# [Task brief]
Extract every line of the material below word for word, without changing a single character.

# [Data]
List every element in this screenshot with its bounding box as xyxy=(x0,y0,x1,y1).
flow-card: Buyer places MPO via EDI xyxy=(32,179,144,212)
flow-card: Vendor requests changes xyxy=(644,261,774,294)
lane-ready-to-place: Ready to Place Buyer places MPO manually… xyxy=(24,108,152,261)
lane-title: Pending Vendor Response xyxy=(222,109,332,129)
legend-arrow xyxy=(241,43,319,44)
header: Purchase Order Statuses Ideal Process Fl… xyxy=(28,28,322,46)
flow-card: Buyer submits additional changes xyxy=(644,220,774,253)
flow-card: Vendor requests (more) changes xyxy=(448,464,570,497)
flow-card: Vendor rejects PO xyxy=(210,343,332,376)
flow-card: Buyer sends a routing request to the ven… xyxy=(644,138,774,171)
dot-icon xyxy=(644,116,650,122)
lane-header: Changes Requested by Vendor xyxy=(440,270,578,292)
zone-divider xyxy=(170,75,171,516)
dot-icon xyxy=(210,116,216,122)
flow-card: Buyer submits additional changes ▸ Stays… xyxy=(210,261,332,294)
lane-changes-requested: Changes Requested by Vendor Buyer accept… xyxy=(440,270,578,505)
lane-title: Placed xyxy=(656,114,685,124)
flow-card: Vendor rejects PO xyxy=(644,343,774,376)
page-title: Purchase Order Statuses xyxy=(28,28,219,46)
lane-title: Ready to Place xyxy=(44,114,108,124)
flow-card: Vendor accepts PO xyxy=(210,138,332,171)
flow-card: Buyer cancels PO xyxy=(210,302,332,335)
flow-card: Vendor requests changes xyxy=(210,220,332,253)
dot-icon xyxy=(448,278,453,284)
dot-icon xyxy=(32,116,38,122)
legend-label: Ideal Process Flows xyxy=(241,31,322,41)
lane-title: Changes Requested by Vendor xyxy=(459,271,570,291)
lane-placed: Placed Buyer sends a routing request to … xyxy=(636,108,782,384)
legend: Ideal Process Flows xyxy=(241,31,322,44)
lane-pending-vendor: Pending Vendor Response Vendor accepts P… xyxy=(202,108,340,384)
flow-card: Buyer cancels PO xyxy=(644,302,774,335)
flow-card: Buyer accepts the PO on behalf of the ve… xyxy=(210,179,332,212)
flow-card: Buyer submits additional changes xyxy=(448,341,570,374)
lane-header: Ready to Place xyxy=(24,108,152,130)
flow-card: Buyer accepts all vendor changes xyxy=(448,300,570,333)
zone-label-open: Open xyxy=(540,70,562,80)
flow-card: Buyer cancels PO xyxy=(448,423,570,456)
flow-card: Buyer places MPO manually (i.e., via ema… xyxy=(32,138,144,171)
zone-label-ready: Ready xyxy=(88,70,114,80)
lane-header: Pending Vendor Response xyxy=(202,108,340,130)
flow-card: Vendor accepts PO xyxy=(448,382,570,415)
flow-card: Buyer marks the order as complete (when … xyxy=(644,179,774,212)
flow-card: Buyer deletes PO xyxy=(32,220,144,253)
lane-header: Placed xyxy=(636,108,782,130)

# [Exercise answer]
List every element in this screenshot with its bounding box as xyxy=(x0,y0,x1,y1).
flow-card: Buyer places MPO via EDI xyxy=(32,179,144,212)
flow-card: Vendor requests changes xyxy=(644,261,774,294)
lane-ready-to-place: Ready to Place Buyer places MPO manually… xyxy=(24,108,152,261)
lane-title: Pending Vendor Response xyxy=(222,109,332,129)
legend-arrow xyxy=(241,43,319,44)
header: Purchase Order Statuses Ideal Process Fl… xyxy=(28,28,322,46)
flow-card: Buyer submits additional changes xyxy=(644,220,774,253)
flow-card: Vendor requests (more) changes xyxy=(448,464,570,497)
flow-card: Vendor rejects PO xyxy=(210,343,332,376)
flow-card: Buyer sends a routing request to the ven… xyxy=(644,138,774,171)
dot-icon xyxy=(644,116,650,122)
lane-header: Changes Requested by Vendor xyxy=(440,270,578,292)
zone-divider xyxy=(170,75,171,516)
dot-icon xyxy=(210,116,216,122)
flow-card: Buyer submits additional changes ▸ Stays… xyxy=(210,261,332,294)
lane-changes-requested: Changes Requested by Vendor Buyer accept… xyxy=(440,270,578,505)
lane-title: Placed xyxy=(656,114,685,124)
flow-card: Vendor rejects PO xyxy=(644,343,774,376)
page-title: Purchase Order Statuses xyxy=(28,28,219,46)
lane-title: Ready to Place xyxy=(44,114,108,124)
flow-card: Vendor accepts PO xyxy=(210,138,332,171)
flow-card: Buyer cancels PO xyxy=(210,302,332,335)
flow-card: Vendor requests changes xyxy=(210,220,332,253)
dot-icon xyxy=(448,278,453,284)
dot-icon xyxy=(32,116,38,122)
legend-label: Ideal Process Flows xyxy=(241,31,322,41)
lane-title: Changes Requested by Vendor xyxy=(459,271,570,291)
lane-placed: Placed Buyer sends a routing request to … xyxy=(636,108,782,384)
legend: Ideal Process Flows xyxy=(241,31,322,44)
lane-pending-vendor: Pending Vendor Response Vendor accepts P… xyxy=(202,108,340,384)
flow-card: Buyer cancels PO xyxy=(644,302,774,335)
flow-card: Buyer accepts the PO on behalf of the ve… xyxy=(210,179,332,212)
flow-card: Buyer submits additional changes xyxy=(448,341,570,374)
lane-header: Ready to Place xyxy=(24,108,152,130)
flow-card: Buyer accepts all vendor changes xyxy=(448,300,570,333)
zone-label-open: Open xyxy=(540,70,562,80)
flow-card: Buyer cancels PO xyxy=(448,423,570,456)
flow-card: Buyer places MPO manually (i.e., via ema… xyxy=(32,138,144,171)
zone-label-ready: Ready xyxy=(88,70,114,80)
lane-header: Pending Vendor Response xyxy=(202,108,340,130)
flow-card: Vendor accepts PO xyxy=(448,382,570,415)
flow-card: Buyer marks the order as complete (when … xyxy=(644,179,774,212)
flow-card: Buyer deletes PO xyxy=(32,220,144,253)
lane-header: Placed xyxy=(636,108,782,130)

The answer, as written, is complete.